In the data below, rename every "toc-dot-leader" to "toc-leader-dots" and leave the rest of each line unchanged.

━━━━━━━━━━━━━━━━━━━━

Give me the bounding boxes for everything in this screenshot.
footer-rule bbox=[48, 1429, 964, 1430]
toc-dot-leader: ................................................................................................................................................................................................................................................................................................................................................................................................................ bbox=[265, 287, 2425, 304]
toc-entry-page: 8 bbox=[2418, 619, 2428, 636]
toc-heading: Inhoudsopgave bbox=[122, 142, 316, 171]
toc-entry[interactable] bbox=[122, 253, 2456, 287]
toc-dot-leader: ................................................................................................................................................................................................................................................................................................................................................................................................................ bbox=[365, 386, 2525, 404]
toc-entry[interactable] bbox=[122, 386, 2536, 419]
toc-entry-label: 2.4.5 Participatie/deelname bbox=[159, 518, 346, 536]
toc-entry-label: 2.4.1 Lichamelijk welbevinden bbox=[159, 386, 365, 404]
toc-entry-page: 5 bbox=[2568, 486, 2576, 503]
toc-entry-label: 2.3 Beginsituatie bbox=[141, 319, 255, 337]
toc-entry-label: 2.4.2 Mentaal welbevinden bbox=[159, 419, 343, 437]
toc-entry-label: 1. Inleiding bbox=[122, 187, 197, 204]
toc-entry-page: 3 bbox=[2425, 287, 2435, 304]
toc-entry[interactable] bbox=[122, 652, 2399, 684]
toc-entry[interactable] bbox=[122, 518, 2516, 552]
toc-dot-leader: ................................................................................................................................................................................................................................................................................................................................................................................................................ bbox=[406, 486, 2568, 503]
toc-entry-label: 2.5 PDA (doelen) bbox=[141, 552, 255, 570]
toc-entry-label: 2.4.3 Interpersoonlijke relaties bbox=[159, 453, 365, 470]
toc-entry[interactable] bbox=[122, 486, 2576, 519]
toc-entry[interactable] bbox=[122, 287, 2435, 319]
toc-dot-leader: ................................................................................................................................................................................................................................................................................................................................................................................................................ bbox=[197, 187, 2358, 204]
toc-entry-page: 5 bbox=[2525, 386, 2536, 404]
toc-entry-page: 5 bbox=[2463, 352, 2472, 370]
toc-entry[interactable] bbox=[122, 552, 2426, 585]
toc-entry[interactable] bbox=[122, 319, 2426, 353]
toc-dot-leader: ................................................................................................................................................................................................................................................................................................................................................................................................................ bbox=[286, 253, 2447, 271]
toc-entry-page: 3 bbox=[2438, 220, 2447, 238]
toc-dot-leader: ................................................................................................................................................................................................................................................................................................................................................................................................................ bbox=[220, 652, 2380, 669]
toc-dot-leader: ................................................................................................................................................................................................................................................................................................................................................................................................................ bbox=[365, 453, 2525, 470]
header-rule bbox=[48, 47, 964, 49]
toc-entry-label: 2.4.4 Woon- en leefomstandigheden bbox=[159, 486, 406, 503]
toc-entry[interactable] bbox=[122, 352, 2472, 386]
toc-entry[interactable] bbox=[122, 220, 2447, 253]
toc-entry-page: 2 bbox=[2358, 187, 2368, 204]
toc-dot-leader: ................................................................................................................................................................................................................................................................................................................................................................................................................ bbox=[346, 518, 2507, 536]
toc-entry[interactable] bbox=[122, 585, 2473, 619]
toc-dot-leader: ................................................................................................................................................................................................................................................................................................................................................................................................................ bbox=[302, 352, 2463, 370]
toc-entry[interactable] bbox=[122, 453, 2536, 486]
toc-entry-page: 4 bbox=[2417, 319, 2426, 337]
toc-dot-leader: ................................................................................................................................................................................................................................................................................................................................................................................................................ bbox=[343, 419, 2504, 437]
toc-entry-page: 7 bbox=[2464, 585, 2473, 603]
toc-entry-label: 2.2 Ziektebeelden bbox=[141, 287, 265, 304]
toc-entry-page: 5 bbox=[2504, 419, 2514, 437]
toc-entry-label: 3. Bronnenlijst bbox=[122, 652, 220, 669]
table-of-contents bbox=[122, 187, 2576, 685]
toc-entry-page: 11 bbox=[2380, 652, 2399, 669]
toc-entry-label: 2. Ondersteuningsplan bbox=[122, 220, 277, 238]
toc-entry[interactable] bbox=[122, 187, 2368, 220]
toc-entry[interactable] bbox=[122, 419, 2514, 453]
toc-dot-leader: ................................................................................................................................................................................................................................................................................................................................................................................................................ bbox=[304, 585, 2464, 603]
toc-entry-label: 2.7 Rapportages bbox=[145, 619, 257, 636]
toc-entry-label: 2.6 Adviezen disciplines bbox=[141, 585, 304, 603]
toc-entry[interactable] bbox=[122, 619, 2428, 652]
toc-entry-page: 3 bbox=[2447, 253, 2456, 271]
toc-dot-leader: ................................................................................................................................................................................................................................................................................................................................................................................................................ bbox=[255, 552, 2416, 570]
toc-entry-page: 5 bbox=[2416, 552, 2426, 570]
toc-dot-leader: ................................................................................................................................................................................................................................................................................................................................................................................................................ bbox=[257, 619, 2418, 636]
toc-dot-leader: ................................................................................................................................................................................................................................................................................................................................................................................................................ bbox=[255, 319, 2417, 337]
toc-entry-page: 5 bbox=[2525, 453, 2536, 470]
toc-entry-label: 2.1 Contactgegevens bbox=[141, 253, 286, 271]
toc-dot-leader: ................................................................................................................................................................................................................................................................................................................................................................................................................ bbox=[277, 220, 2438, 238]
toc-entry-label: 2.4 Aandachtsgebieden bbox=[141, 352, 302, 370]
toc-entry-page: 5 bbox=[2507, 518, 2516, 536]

━━━━━━━━━━━━━━━━━━━━

### [EXERCISE ANSWER]
Give me the bounding boxes for everything in this screenshot.
footer-rule bbox=[48, 1429, 964, 1430]
toc-leader-dots: ................................................................................................................................................................................................................................................................................................................................................................................................................ bbox=[265, 287, 2425, 304]
toc-entry-page: 8 bbox=[2418, 619, 2428, 636]
toc-heading: Inhoudsopgave bbox=[122, 142, 316, 171]
toc-entry[interactable] bbox=[122, 253, 2456, 287]
toc-leader-dots: ................................................................................................................................................................................................................................................................................................................................................................................................................ bbox=[365, 386, 2525, 404]
toc-entry[interactable] bbox=[122, 386, 2536, 419]
toc-entry-label: 2.4.5 Participatie/deelname bbox=[159, 518, 346, 536]
toc-entry-label: 2.4.1 Lichamelijk welbevinden bbox=[159, 386, 365, 404]
toc-entry-page: 5 bbox=[2568, 486, 2576, 503]
toc-entry-label: 2.3 Beginsituatie bbox=[141, 319, 255, 337]
toc-entry-label: 2.4.2 Mentaal welbevinden bbox=[159, 419, 343, 437]
toc-entry-label: 1. Inleiding bbox=[122, 187, 197, 204]
toc-entry-page: 3 bbox=[2425, 287, 2435, 304]
toc-entry[interactable] bbox=[122, 652, 2399, 684]
toc-entry[interactable] bbox=[122, 518, 2516, 552]
toc-leader-dots: ................................................................................................................................................................................................................................................................................................................................................................................................................ bbox=[406, 486, 2568, 503]
toc-entry-label: 2.5 PDA (doelen) bbox=[141, 552, 255, 570]
toc-entry-label: 2.4.3 Interpersoonlijke relaties bbox=[159, 453, 365, 470]
toc-entry[interactable] bbox=[122, 486, 2576, 519]
toc-entry[interactable] bbox=[122, 287, 2435, 319]
toc-leader-dots: ................................................................................................................................................................................................................................................................................................................................................................................................................ bbox=[197, 187, 2358, 204]
toc-entry-page: 5 bbox=[2525, 386, 2536, 404]
toc-entry-page: 5 bbox=[2463, 352, 2472, 370]
toc-entry[interactable] bbox=[122, 552, 2426, 585]
toc-entry[interactable] bbox=[122, 319, 2426, 353]
toc-leader-dots: ................................................................................................................................................................................................................................................................................................................................................................................................................ bbox=[286, 253, 2447, 271]
toc-entry-page: 3 bbox=[2438, 220, 2447, 238]
toc-leader-dots: ................................................................................................................................................................................................................................................................................................................................................................................................................ bbox=[220, 652, 2380, 669]
toc-leader-dots: ................................................................................................................................................................................................................................................................................................................................................................................................................ bbox=[365, 453, 2525, 470]
header-rule bbox=[48, 47, 964, 49]
toc-entry-label: 2.4.4 Woon- en leefomstandigheden bbox=[159, 486, 406, 503]
toc-entry[interactable] bbox=[122, 352, 2472, 386]
toc-entry[interactable] bbox=[122, 220, 2447, 253]
toc-entry-page: 2 bbox=[2358, 187, 2368, 204]
toc-leader-dots: ................................................................................................................................................................................................................................................................................................................................................................................................................ bbox=[346, 518, 2507, 536]
toc-entry[interactable] bbox=[122, 585, 2473, 619]
toc-leader-dots: ................................................................................................................................................................................................................................................................................................................................................................................................................ bbox=[302, 352, 2463, 370]
toc-entry[interactable] bbox=[122, 453, 2536, 486]
toc-entry-page: 4 bbox=[2417, 319, 2426, 337]
toc-leader-dots: ................................................................................................................................................................................................................................................................................................................................................................................................................ bbox=[343, 419, 2504, 437]
toc-entry-page: 7 bbox=[2464, 585, 2473, 603]
toc-entry-label: 2.2 Ziektebeelden bbox=[141, 287, 265, 304]
toc-entry-page: 5 bbox=[2504, 419, 2514, 437]
toc-entry-label: 3. Bronnenlijst bbox=[122, 652, 220, 669]
table-of-contents bbox=[122, 187, 2576, 685]
toc-entry-page: 11 bbox=[2380, 652, 2399, 669]
toc-entry-label: 2. Ondersteuningsplan bbox=[122, 220, 277, 238]
toc-entry[interactable] bbox=[122, 187, 2368, 220]
toc-entry[interactable] bbox=[122, 419, 2514, 453]
toc-leader-dots: ................................................................................................................................................................................................................................................................................................................................................................................................................ bbox=[304, 585, 2464, 603]
toc-entry-label: 2.7 Rapportages bbox=[145, 619, 257, 636]
toc-entry-label: 2.6 Adviezen disciplines bbox=[141, 585, 304, 603]
toc-entry[interactable] bbox=[122, 619, 2428, 652]
toc-entry-page: 3 bbox=[2447, 253, 2456, 271]
toc-leader-dots: ................................................................................................................................................................................................................................................................................................................................................................................................................ bbox=[255, 552, 2416, 570]
toc-entry-page: 5 bbox=[2416, 552, 2426, 570]
toc-leader-dots: ................................................................................................................................................................................................................................................................................................................................................................................................................ bbox=[257, 619, 2418, 636]
toc-leader-dots: ................................................................................................................................................................................................................................................................................................................................................................................................................ bbox=[255, 319, 2417, 337]
toc-entry-page: 5 bbox=[2525, 453, 2536, 470]
toc-entry-label: 2.1 Contactgegevens bbox=[141, 253, 286, 271]
toc-leader-dots: ................................................................................................................................................................................................................................................................................................................................................................................................................ bbox=[277, 220, 2438, 238]
toc-entry-label: 2.4 Aandachtsgebieden bbox=[141, 352, 302, 370]
toc-entry-page: 5 bbox=[2507, 518, 2516, 536]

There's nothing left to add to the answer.